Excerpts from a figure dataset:

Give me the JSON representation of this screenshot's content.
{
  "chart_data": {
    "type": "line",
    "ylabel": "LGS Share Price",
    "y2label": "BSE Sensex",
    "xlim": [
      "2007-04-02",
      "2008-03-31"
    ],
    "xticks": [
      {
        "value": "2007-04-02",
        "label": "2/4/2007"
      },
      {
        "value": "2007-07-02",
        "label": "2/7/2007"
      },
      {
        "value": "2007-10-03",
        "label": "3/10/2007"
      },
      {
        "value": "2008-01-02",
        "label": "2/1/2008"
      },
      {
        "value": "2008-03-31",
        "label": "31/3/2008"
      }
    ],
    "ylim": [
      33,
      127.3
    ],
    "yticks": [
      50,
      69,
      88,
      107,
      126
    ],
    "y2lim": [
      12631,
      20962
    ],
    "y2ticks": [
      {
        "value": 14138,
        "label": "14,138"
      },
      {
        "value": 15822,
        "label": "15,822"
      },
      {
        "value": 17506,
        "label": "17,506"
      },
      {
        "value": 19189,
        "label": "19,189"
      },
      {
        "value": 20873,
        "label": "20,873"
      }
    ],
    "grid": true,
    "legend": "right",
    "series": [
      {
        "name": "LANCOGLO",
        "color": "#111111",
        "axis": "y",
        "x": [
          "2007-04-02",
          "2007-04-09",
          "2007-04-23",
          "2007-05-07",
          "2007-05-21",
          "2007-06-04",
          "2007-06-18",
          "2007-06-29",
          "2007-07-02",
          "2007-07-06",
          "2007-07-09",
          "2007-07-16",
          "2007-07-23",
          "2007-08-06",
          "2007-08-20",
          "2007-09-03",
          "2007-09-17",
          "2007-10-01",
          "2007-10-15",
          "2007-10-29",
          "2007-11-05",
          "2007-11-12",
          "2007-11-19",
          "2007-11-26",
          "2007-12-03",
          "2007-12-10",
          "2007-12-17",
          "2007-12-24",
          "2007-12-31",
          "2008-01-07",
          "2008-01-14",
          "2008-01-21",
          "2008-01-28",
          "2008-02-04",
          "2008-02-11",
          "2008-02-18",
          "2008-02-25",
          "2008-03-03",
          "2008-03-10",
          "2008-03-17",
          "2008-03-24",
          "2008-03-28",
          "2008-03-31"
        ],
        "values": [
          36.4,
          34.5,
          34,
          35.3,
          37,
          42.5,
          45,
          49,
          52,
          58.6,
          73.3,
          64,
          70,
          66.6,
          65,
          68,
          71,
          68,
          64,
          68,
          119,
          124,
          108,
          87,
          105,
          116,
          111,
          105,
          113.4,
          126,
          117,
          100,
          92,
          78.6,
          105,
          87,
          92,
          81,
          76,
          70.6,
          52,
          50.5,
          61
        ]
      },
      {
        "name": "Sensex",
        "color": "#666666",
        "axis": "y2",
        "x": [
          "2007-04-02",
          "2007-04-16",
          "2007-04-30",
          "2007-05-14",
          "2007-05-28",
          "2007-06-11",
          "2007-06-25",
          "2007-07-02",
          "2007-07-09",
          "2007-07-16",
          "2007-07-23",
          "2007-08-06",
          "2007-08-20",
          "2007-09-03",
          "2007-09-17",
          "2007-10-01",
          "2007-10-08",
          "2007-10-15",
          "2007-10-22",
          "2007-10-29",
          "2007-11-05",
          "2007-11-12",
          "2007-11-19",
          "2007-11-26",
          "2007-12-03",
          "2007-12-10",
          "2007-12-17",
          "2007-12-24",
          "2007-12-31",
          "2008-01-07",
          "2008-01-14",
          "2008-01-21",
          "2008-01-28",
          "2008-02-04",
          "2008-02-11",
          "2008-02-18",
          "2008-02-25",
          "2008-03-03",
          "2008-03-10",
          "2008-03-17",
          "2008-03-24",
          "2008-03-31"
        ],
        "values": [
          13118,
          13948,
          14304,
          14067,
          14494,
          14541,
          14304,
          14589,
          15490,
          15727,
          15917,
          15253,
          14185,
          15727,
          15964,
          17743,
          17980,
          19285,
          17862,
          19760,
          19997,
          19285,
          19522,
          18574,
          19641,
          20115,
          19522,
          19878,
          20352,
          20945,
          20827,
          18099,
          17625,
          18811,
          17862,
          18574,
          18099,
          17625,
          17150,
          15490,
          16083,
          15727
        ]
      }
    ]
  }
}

▸ WHAT THE EXERCISE ASKS:
Extract all the entries word for word.

▸ RESULT OF THIS TASK:
Give me the JSON representation of this screenshot's content.
{
  "chart_data": {
    "type": "line",
    "ylabel": "LGS Share Price",
    "y2label": "BSE Sensex",
    "xlim": [
      "2007-04-02",
      "2008-03-31"
    ],
    "xticks": [
      {
        "value": "2007-04-02",
        "label": "2/4/2007"
      },
      {
        "value": "2007-07-02",
        "label": "2/7/2007"
      },
      {
        "value": "2007-10-03",
        "label": "3/10/2007"
      },
      {
        "value": "2008-01-02",
        "label": "2/1/2008"
      },
      {
        "value": "2008-03-31",
        "label": "31/3/2008"
      }
    ],
    "ylim": [
      33,
      127.3
    ],
    "yticks": [
      50,
      69,
      88,
      107,
      126
    ],
    "y2lim": [
      12631,
      20962
    ],
    "y2ticks": [
      {
        "value": 14138,
        "label": "14,138"
      },
      {
        "value": 15822,
        "label": "15,822"
      },
      {
        "value": 17506,
        "label": "17,506"
      },
      {
        "value": 19189,
        "label": "19,189"
      },
      {
        "value": 20873,
        "label": "20,873"
      }
    ],
    "grid": true,
    "legend": "right",
    "series": [
      {
        "name": "LANCOGLO",
        "color": "#111111",
        "axis": "y",
        "x": [
          "2007-04-02",
          "2007-04-09",
          "2007-04-23",
          "2007-05-07",
          "2007-05-21",
          "2007-06-04",
          "2007-06-18",
          "2007-06-29",
          "2007-07-02",
          "2007-07-06",
          "2007-07-09",
          "2007-07-16",
          "2007-07-23",
          "2007-08-06",
          "2007-08-20",
          "2007-09-03",
          "2007-09-17",
          "2007-10-01",
          "2007-10-15",
          "2007-10-29",
          "2007-11-05",
          "2007-11-12",
          "2007-11-19",
          "2007-11-26",
          "2007-12-03",
          "2007-12-10",
          "2007-12-17",
          "2007-12-24",
          "2007-12-31",
          "2008-01-07",
          "2008-01-14",
          "2008-01-21",
          "2008-01-28",
          "2008-02-04",
          "2008-02-11",
          "2008-02-18",
          "2008-02-25",
          "2008-03-03",
          "2008-03-10",
          "2008-03-17",
          "2008-03-24",
          "2008-03-28",
          "2008-03-31"
        ],
        "values": [
          36.4,
          34.5,
          34,
          35.3,
          37,
          42.5,
          45,
          49,
          52,
          58.6,
          73.3,
          64,
          70,
          66.6,
          65,
          68,
          71,
          68,
          64,
          68,
          119,
          124,
          108,
          87,
          105,
          116,
          111,
          105,
          113.4,
          126,
          117,
          100,
          92,
          78.6,
          105,
          87,
          92,
          81,
          76,
          70.6,
          52,
          50.5,
          61
        ]
      },
      {
        "name": "Sensex",
        "color": "#666666",
        "axis": "y2",
        "x": [
          "2007-04-02",
          "2007-04-16",
          "2007-04-30",
          "2007-05-14",
          "2007-05-28",
          "2007-06-11",
          "2007-06-25",
          "2007-07-02",
          "2007-07-09",
          "2007-07-16",
          "2007-07-23",
          "2007-08-06",
          "2007-08-20",
          "2007-09-03",
          "2007-09-17",
          "2007-10-01",
          "2007-10-08",
          "2007-10-15",
          "2007-10-22",
          "2007-10-29",
          "2007-11-05",
          "2007-11-12",
          "2007-11-19",
          "2007-11-26",
          "2007-12-03",
          "2007-12-10",
          "2007-12-17",
          "2007-12-24",
          "2007-12-31",
          "2008-01-07",
          "2008-01-14",
          "2008-01-21",
          "2008-01-28",
          "2008-02-04",
          "2008-02-11",
          "2008-02-18",
          "2008-02-25",
          "2008-03-03",
          "2008-03-10",
          "2008-03-17",
          "2008-03-24",
          "2008-03-31"
        ],
        "values": [
          13118,
          13948,
          14304,
          14067,
          14494,
          14541,
          14304,
          14589,
          15490,
          15727,
          15917,
          15253,
          14185,
          15727,
          15964,
          17743,
          17980,
          19285,
          17862,
          19760,
          19997,
          19285,
          19522,
          18574,
          19641,
          20115,
          19522,
          19878,
          20352,
          20945,
          20827,
          18099,
          17625,
          18811,
          17862,
          18574,
          18099,
          17625,
          17150,
          15490,
          16083,
          15727
        ]
      }
    ]
  }
}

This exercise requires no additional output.